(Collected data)

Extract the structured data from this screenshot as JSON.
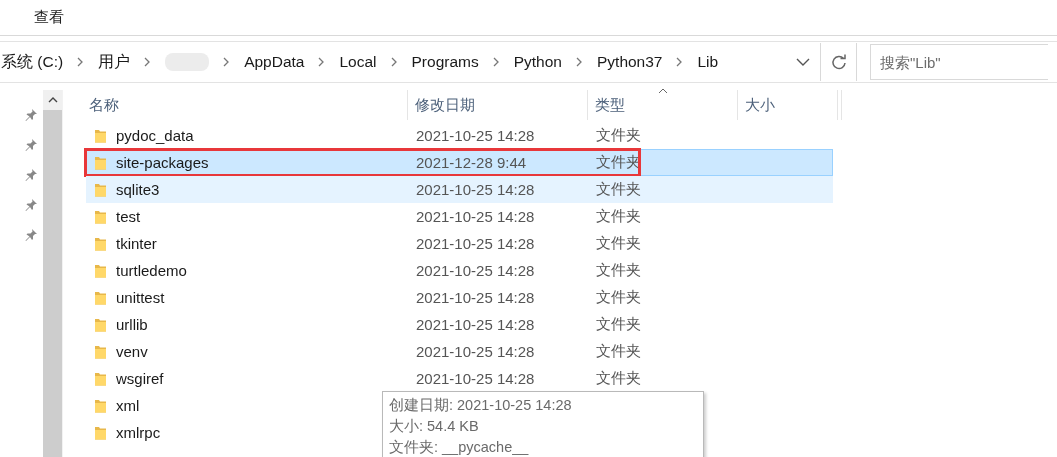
{
  "ribbon": {
    "tabs": [
      {
        "label": "查看",
        "selected": false
      }
    ]
  },
  "address_bar": {
    "crumbs": [
      {
        "label": "系统 (C:)"
      },
      {
        "label": "用户"
      },
      {
        "kind": "redacted"
      },
      {
        "label": "AppData"
      },
      {
        "label": "Local"
      },
      {
        "label": "Programs"
      },
      {
        "label": "Python"
      },
      {
        "label": "Python37"
      },
      {
        "label": "Lib"
      }
    ]
  },
  "search": {
    "placeholder": "搜索\"Lib\""
  },
  "quick_access": {
    "items": [
      {
        "pinned": true
      },
      {
        "pinned": true
      },
      {
        "pinned": true
      },
      {
        "pinned": true
      },
      {
        "pinned": true
      }
    ]
  },
  "table": {
    "columns": [
      {
        "label": "名称",
        "sorted": false
      },
      {
        "label": "修改日期",
        "sorted": false
      },
      {
        "label": "类型",
        "sorted": true
      },
      {
        "label": "大小",
        "sorted": false
      }
    ],
    "rows": [
      {
        "kind": "folder",
        "name": "pydoc_data",
        "date": "2021-10-25 14:28",
        "type": "文件夹",
        "selected": false,
        "hovered": false,
        "annotated": false
      },
      {
        "kind": "folder",
        "name": "site-packages",
        "date": "2021-12-28 9:44",
        "type": "文件夹",
        "selected": true,
        "hovered": false,
        "annotated": true
      },
      {
        "kind": "folder",
        "name": "sqlite3",
        "date": "2021-10-25 14:28",
        "type": "文件夹",
        "selected": false,
        "hovered": true,
        "annotated": false
      },
      {
        "kind": "folder",
        "name": "test",
        "date": "2021-10-25 14:28",
        "type": "文件夹",
        "selected": false,
        "hovered": false,
        "annotated": false
      },
      {
        "kind": "folder",
        "name": "tkinter",
        "date": "2021-10-25 14:28",
        "type": "文件夹",
        "selected": false,
        "hovered": false,
        "annotated": false
      },
      {
        "kind": "folder",
        "name": "turtledemo",
        "date": "2021-10-25 14:28",
        "type": "文件夹",
        "selected": false,
        "hovered": false,
        "annotated": false
      },
      {
        "kind": "folder",
        "name": "unittest",
        "date": "2021-10-25 14:28",
        "type": "文件夹",
        "selected": false,
        "hovered": false,
        "annotated": false
      },
      {
        "kind": "folder",
        "name": "urllib",
        "date": "2021-10-25 14:28",
        "type": "文件夹",
        "selected": false,
        "hovered": false,
        "annotated": false
      },
      {
        "kind": "folder",
        "name": "venv",
        "date": "2021-10-25 14:28",
        "type": "文件夹",
        "selected": false,
        "hovered": false,
        "annotated": false
      },
      {
        "kind": "folder",
        "name": "wsgiref",
        "date": "2021-10-25 14:28",
        "type": "文件夹",
        "selected": false,
        "hovered": false,
        "annotated": false
      },
      {
        "kind": "folder",
        "name": "xml",
        "selected": false,
        "hovered": false,
        "annotated": false
      },
      {
        "kind": "folder",
        "name": "xmlrpc",
        "selected": false,
        "hovered": false,
        "annotated": false
      }
    ]
  },
  "tooltip": {
    "lines": [
      "创建日期: 2021-10-25 14:28",
      "大小: 54.4 KB",
      "文件夹: __pycache__"
    ]
  }
}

(SET PROBLEM)
Extract all the entries word for word; omit any pictures.

(RESPONSE TO THIS TASK)
Extract the structured data from this screenshot as JSON.
{
  "ribbon": {
    "tabs": [
      {
        "label": "查看",
        "selected": false
      }
    ]
  },
  "address_bar": {
    "crumbs": [
      {
        "label": "系统 (C:)"
      },
      {
        "label": "用户"
      },
      {
        "kind": "redacted"
      },
      {
        "label": "AppData"
      },
      {
        "label": "Local"
      },
      {
        "label": "Programs"
      },
      {
        "label": "Python"
      },
      {
        "label": "Python37"
      },
      {
        "label": "Lib"
      }
    ]
  },
  "search": {
    "placeholder": "搜索\"Lib\""
  },
  "quick_access": {
    "items": [
      {
        "pinned": true
      },
      {
        "pinned": true
      },
      {
        "pinned": true
      },
      {
        "pinned": true
      },
      {
        "pinned": true
      }
    ]
  },
  "table": {
    "columns": [
      {
        "label": "名称",
        "sorted": false
      },
      {
        "label": "修改日期",
        "sorted": false
      },
      {
        "label": "类型",
        "sorted": true
      },
      {
        "label": "大小",
        "sorted": false
      }
    ],
    "rows": [
      {
        "kind": "folder",
        "name": "pydoc_data",
        "date": "2021-10-25 14:28",
        "type": "文件夹",
        "selected": false,
        "hovered": false,
        "annotated": false
      },
      {
        "kind": "folder",
        "name": "site-packages",
        "date": "2021-12-28 9:44",
        "type": "文件夹",
        "selected": true,
        "hovered": false,
        "annotated": true
      },
      {
        "kind": "folder",
        "name": "sqlite3",
        "date": "2021-10-25 14:28",
        "type": "文件夹",
        "selected": false,
        "hovered": true,
        "annotated": false
      },
      {
        "kind": "folder",
        "name": "test",
        "date": "2021-10-25 14:28",
        "type": "文件夹",
        "selected": false,
        "hovered": false,
        "annotated": false
      },
      {
        "kind": "folder",
        "name": "tkinter",
        "date": "2021-10-25 14:28",
        "type": "文件夹",
        "selected": false,
        "hovered": false,
        "annotated": false
      },
      {
        "kind": "folder",
        "name": "turtledemo",
        "date": "2021-10-25 14:28",
        "type": "文件夹",
        "selected": false,
        "hovered": false,
        "annotated": false
      },
      {
        "kind": "folder",
        "name": "unittest",
        "date": "2021-10-25 14:28",
        "type": "文件夹",
        "selected": false,
        "hovered": false,
        "annotated": false
      },
      {
        "kind": "folder",
        "name": "urllib",
        "date": "2021-10-25 14:28",
        "type": "文件夹",
        "selected": false,
        "hovered": false,
        "annotated": false
      },
      {
        "kind": "folder",
        "name": "venv",
        "date": "2021-10-25 14:28",
        "type": "文件夹",
        "selected": false,
        "hovered": false,
        "annotated": false
      },
      {
        "kind": "folder",
        "name": "wsgiref",
        "date": "2021-10-25 14:28",
        "type": "文件夹",
        "selected": false,
        "hovered": false,
        "annotated": false
      },
      {
        "kind": "folder",
        "name": "xml",
        "selected": false,
        "hovered": false,
        "annotated": false
      },
      {
        "kind": "folder",
        "name": "xmlrpc",
        "selected": false,
        "hovered": false,
        "annotated": false
      }
    ]
  },
  "tooltip": {
    "lines": [
      "创建日期: 2021-10-25 14:28",
      "大小: 54.4 KB",
      "文件夹: __pycache__"
    ]
  }
}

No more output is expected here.